Saved data entries:
────────────────────
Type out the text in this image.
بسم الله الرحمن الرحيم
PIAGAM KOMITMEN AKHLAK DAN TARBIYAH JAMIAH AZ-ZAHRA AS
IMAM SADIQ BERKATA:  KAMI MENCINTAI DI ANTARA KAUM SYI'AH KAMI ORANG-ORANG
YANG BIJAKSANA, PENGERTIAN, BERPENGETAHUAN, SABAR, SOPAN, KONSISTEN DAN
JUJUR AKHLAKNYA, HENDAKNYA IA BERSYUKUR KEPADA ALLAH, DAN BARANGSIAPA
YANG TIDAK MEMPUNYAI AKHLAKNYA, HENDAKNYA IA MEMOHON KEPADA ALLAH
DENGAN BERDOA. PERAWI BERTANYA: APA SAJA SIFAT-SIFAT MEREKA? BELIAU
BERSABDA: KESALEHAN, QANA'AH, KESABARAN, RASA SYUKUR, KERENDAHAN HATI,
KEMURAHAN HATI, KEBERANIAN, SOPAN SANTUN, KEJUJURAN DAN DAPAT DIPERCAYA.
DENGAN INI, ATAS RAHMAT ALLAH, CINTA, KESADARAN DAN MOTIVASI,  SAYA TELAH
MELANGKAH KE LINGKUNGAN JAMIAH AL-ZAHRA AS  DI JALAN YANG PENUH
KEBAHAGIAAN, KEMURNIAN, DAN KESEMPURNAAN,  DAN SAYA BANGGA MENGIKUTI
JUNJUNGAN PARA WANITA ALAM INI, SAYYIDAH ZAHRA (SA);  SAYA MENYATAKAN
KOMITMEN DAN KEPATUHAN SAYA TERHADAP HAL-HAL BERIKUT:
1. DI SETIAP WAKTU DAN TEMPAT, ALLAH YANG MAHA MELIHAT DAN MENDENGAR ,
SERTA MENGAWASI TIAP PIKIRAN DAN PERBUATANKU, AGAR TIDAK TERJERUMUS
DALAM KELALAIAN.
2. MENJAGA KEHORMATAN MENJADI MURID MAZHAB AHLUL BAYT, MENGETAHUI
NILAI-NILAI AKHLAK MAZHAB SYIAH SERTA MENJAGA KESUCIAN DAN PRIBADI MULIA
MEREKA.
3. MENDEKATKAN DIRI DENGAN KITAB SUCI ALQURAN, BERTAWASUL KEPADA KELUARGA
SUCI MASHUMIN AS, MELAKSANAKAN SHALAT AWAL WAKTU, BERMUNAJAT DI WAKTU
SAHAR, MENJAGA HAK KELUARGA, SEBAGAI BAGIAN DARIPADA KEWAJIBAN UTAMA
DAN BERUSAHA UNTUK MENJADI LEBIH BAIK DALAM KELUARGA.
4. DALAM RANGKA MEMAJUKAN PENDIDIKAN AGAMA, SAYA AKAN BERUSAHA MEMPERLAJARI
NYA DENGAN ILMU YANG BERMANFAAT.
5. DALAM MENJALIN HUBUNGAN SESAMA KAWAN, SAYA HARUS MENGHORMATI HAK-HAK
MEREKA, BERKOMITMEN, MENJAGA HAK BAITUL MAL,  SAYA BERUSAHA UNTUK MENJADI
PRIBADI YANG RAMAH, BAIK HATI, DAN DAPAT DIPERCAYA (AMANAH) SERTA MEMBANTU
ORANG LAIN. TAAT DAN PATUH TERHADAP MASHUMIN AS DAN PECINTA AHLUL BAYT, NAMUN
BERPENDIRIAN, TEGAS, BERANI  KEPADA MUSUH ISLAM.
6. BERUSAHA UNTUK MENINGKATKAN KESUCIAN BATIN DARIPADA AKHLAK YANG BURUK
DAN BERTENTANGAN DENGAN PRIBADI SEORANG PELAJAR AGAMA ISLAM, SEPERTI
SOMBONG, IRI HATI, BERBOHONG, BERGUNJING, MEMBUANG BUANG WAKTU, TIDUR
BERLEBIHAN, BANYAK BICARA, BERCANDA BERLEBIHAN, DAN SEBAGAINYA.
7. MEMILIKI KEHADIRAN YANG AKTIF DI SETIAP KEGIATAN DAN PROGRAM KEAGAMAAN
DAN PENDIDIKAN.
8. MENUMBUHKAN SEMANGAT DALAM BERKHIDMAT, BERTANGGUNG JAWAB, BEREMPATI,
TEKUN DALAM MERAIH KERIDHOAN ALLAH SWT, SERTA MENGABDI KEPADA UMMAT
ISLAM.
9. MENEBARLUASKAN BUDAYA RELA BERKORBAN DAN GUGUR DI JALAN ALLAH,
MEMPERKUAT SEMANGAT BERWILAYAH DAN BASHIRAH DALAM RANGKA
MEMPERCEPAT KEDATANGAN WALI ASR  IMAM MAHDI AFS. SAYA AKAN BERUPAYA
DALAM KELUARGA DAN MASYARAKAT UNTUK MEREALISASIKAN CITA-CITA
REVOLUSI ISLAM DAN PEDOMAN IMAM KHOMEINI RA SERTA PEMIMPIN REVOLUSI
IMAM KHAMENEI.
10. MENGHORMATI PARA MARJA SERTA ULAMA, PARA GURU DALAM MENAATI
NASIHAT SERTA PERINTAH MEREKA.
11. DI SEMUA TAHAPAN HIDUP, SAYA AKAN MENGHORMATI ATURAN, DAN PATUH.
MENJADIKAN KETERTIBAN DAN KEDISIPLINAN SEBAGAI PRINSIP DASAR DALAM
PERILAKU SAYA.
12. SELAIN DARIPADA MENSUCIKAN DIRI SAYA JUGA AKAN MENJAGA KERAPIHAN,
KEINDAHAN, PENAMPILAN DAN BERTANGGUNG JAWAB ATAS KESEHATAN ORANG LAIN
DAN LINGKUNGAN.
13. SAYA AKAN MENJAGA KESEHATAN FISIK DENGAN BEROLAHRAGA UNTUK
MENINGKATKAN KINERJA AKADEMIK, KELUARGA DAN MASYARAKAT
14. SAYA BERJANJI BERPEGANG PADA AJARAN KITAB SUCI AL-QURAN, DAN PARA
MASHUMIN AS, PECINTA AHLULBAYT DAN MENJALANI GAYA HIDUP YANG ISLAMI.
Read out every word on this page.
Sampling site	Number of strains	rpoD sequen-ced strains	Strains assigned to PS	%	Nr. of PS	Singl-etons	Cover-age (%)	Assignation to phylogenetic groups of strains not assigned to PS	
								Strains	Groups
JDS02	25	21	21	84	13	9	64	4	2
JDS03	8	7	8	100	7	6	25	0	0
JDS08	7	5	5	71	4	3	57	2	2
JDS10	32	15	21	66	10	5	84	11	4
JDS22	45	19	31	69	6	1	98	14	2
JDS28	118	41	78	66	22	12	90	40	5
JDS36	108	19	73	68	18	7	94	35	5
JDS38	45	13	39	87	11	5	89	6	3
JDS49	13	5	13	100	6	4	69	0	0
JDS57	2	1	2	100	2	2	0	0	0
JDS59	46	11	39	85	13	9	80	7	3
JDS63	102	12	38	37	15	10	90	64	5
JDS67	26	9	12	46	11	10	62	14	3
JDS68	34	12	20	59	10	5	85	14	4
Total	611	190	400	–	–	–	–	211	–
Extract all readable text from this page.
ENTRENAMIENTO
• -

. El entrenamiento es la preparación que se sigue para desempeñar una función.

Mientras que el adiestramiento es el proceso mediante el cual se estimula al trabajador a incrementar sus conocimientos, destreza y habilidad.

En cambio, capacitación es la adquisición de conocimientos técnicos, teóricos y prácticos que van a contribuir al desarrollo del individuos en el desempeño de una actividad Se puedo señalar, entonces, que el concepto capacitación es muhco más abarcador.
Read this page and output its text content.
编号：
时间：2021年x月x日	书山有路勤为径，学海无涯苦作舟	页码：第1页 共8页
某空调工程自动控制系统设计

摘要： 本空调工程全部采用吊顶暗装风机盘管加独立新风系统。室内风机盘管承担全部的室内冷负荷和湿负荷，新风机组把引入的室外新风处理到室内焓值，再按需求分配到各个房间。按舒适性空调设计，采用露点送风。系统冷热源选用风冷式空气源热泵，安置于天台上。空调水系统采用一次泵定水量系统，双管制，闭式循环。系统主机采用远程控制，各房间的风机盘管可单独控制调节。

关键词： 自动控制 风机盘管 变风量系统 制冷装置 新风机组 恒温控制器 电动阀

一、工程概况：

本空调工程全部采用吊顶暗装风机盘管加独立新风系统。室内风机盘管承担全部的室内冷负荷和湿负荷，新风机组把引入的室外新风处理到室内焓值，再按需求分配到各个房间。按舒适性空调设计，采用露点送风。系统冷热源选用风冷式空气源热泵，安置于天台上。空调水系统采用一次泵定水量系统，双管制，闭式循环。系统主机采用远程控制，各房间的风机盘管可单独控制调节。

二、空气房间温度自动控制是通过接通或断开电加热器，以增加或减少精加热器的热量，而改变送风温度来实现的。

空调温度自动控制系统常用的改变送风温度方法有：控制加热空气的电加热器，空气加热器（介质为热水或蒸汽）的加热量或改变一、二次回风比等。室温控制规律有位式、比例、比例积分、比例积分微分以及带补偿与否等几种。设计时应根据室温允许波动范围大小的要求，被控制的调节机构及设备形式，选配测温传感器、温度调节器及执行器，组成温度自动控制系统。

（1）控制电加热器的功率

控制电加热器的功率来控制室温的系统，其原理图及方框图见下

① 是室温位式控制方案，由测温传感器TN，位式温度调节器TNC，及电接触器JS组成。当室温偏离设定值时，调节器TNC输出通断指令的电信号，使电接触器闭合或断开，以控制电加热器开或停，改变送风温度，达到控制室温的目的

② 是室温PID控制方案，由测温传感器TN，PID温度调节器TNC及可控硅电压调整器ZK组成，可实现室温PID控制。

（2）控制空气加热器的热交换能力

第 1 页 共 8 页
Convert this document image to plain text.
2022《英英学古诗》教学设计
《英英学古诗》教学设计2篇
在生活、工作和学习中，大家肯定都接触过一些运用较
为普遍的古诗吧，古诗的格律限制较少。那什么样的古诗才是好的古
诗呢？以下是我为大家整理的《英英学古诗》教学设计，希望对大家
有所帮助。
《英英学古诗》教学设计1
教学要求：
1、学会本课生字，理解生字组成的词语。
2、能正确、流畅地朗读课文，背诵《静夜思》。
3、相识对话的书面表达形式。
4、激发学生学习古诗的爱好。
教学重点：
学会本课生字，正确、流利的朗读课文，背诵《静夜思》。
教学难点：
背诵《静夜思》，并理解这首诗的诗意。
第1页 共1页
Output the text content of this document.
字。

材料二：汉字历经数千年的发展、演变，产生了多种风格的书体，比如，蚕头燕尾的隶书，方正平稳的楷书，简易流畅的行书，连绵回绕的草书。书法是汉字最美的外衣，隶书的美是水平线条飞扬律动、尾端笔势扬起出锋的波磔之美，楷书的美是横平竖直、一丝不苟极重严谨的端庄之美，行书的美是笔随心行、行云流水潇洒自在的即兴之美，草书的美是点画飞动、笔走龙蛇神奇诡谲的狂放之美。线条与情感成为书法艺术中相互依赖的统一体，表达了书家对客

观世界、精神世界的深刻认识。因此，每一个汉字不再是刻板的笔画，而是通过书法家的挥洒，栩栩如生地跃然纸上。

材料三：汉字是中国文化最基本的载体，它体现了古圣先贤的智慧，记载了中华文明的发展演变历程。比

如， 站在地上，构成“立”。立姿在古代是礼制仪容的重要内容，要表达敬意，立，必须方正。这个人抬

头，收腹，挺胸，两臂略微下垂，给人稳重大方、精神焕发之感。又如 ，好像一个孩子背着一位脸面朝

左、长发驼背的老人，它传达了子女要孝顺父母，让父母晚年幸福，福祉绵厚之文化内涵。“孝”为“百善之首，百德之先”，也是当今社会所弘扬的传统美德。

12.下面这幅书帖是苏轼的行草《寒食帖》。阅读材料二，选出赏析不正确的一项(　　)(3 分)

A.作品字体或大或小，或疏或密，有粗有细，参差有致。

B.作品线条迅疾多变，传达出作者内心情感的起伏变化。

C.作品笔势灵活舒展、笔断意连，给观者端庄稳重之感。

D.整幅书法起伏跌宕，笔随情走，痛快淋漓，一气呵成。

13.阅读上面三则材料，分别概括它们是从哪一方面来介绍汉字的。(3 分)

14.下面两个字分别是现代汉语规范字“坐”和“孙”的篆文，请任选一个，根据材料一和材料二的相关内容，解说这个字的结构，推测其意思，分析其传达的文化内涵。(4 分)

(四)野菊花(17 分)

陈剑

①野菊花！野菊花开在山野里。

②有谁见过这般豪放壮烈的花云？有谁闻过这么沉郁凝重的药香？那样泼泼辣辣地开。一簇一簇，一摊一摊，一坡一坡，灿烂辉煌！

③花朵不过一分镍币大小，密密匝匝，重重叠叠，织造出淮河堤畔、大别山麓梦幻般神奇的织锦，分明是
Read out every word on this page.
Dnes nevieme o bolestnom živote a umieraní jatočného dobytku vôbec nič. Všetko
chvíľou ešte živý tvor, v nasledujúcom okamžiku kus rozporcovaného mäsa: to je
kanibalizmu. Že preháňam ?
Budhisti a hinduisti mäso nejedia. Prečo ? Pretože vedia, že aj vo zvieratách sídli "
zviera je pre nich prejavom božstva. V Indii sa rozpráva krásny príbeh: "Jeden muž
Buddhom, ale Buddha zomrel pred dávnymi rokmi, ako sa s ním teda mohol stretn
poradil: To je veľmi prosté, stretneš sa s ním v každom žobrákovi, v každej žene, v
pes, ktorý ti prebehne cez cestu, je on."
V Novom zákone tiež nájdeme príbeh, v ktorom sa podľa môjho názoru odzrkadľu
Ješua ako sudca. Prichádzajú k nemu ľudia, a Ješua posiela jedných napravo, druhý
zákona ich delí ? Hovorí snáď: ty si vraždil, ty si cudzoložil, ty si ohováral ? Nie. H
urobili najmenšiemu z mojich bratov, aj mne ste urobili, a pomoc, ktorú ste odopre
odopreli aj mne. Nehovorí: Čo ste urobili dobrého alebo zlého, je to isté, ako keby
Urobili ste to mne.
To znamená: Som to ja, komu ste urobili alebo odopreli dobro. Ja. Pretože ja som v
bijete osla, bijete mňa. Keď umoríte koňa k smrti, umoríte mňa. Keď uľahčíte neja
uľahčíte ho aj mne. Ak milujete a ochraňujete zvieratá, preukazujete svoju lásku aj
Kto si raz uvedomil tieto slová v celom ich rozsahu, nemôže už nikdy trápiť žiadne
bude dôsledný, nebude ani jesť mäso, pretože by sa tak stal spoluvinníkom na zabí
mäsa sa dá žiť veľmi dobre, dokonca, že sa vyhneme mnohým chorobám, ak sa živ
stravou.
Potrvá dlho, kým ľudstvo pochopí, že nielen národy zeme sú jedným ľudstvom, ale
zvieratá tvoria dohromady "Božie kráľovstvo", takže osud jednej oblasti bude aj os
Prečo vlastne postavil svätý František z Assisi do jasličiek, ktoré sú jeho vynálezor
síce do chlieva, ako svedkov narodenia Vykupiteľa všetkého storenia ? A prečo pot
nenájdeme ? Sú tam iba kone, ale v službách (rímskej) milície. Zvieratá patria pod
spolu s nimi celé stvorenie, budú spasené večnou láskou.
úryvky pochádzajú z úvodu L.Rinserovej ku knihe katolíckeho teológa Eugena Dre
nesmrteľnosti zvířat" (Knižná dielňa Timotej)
────────────────────
#### Do this
Find the lines above that contain the word "安置于天台上" and collect them.

#### Worked answer
摘要： 本空调工程全部采用吊顶暗装风机盘管加独立新风系统。室内风机盘管承担全部的室内冷负荷和湿负荷，新风机组把引入的室外新风处理到室内焓值，再按需求分配到各个房间。按舒适性空调设计，采用露点送风。系统冷热源选用风冷式空气源热泵，安置于天台上。空调水系统采用一次泵定水量系统，双管制，闭式循环。系统主机采用远程控制，各房间的风机盘管可单独控制调节。
本空调工程全部采用吊顶暗装风机盘管加独立新风系统。室内风机盘管承担全部的室内冷负荷和湿负荷，新风机组把引入的室外新风处理到室内焓值，再按需求分配到各个房间。按舒适性空调设计，采用露点送风。系统冷热源选用风冷式空气源热泵，安置于天台上。空调水系统采用一次泵定水量系统，双管制，闭式循环。系统主机采用远程控制，各房间的风机盘管可单独控制调节。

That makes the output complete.